— start —

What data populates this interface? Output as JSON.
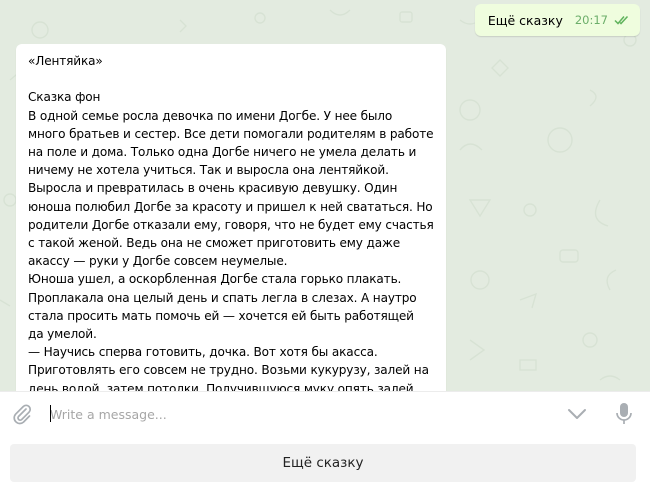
{
  "chat": {
    "outgoing": {
      "text": "Ещё сказку",
      "time": "20:17",
      "status_icon": "double-check-icon",
      "accent_color": "#6cae6a",
      "bubble_color": "#effdde"
    },
    "incoming": {
      "title": "«Лентяйка»",
      "lines": [
        "Сказка фон",
        "В одной семье росла девочка по имени Догбе. У нее было",
        "много братьев и сестер. Все дети помогали родителям в работе",
        "на поле и дома. Только одна Догбе ничего не умела делать и",
        "ничему не хотела учиться. Так и выросла она лентяйкой.",
        "Выросла и превратилась в очень красивую девушку. Один",
        "юноша полюбил Догбе за красоту и пришел к ней свататься. Но",
        "родители Догбе отказали ему, говоря, что не будет ему счастья",
        "с такой женой. Ведь она не сможет приготовить ему даже",
        "акассу — руки у Догбе совсем неумелые.",
        "Юноша ушел, а оскорбленная Догбе стала горько плакать.",
        "Проплакала она целый день и спать легла в слезах. А наутро",
        "стала просить мать помочь ей — хочется ей быть работящей",
        "да умелой.",
        "— Научись сперва готовить, дочка. Вот хотя бы акасса.",
        "Приготовлять его совсем не трудно. Возьми кукурузу, залей на",
        "день водой, затем потолки. Получившуюся муку опять залей"
      ]
    },
    "background_color": "#e3ebe0"
  },
  "composer": {
    "placeholder": "Write a message...",
    "value": "",
    "attach_icon": "paperclip-icon",
    "keyboard_toggle_icon": "chevron-down-icon",
    "voice_icon": "microphone-icon"
  },
  "keyboard": {
    "buttons": [
      {
        "label": "Ещё сказку"
      }
    ]
  }
}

— end —

Problem details
Pick out the lines that have the word "Догбе". Copy them all.

Solution to this task
        "В одной семье росла девочка по имени Догбе. У нее было",
        "на поле и дома. Только одна Догбе ничего не умела делать и",
        "юноша полюбил Догбе за красоту и пришел к ней свататься. Но",
        "родители Догбе отказали ему, говоря, что не будет ему счастья",
        "акассу — руки у Догбе совсем неумелые.",
        "Юноша ушел, а оскорбленная Догбе стала горько плакать.",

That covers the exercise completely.